TASK STATEMENT:
Below are some entries. Copy each line that holds the string "JSON".
<<<<
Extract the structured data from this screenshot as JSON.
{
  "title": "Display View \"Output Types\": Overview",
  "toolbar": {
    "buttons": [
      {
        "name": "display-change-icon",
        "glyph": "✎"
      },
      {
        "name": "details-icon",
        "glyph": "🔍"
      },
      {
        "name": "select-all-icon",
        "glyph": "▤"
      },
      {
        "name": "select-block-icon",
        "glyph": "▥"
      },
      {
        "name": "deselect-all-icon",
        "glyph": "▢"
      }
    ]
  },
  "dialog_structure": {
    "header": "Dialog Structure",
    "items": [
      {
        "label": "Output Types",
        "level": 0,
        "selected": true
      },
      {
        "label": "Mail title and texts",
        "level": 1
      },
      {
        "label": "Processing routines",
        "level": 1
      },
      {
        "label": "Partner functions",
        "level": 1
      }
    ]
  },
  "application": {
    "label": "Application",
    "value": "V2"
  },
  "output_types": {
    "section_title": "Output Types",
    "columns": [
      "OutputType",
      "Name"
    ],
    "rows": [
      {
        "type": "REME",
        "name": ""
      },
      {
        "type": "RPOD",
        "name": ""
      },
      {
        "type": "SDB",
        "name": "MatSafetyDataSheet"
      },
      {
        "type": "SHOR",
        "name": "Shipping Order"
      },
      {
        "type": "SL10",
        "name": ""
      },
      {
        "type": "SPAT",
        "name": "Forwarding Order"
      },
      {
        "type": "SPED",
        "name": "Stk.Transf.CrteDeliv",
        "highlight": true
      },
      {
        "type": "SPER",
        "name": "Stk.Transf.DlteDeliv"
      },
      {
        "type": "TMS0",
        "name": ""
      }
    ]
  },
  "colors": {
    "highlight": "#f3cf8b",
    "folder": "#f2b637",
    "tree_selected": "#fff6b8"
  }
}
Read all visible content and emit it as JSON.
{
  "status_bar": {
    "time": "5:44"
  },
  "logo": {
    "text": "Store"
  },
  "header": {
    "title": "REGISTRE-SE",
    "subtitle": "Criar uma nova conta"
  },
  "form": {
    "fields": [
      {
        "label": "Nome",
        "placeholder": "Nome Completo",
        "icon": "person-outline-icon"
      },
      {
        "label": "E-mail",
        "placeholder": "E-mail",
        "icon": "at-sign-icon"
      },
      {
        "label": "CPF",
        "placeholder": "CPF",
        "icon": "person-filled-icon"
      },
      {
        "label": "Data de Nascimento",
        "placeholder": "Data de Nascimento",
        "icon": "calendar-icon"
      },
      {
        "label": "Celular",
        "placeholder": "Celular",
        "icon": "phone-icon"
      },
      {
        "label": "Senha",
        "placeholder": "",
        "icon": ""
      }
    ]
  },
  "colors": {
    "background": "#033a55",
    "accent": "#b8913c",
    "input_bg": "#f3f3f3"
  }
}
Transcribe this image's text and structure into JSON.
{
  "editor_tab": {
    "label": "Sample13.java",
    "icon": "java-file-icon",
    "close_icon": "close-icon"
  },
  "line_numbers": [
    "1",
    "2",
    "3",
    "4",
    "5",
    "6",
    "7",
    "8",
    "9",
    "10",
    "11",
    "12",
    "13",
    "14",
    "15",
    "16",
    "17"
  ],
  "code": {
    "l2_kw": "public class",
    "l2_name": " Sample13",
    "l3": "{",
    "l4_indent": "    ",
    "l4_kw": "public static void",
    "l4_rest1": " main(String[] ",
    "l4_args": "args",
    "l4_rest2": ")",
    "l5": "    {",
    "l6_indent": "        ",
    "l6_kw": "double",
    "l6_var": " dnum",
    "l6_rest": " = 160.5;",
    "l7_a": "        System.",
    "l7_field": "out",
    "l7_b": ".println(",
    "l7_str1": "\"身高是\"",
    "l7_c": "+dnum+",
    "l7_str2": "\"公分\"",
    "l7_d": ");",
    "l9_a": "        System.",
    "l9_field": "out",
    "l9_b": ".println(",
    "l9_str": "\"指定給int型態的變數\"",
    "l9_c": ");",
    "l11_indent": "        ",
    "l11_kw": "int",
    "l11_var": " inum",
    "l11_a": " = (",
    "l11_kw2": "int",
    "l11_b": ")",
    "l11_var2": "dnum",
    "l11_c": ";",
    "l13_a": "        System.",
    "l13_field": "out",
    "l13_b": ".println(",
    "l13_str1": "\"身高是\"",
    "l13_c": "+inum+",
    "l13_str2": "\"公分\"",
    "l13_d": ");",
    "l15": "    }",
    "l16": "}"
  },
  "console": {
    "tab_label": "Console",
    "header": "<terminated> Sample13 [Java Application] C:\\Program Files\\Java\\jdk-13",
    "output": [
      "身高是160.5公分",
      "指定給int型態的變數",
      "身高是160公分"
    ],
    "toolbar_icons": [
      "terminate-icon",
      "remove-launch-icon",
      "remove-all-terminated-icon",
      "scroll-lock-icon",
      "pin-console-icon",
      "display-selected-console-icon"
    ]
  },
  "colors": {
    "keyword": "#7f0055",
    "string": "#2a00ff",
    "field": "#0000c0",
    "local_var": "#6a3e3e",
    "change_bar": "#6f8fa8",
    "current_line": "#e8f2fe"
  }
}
>>>>
OUTPUT:
Extract the structured data from this screenshot as JSON.
Read all visible content and emit it as JSON.
Transcribe this image's text and structure into JSON.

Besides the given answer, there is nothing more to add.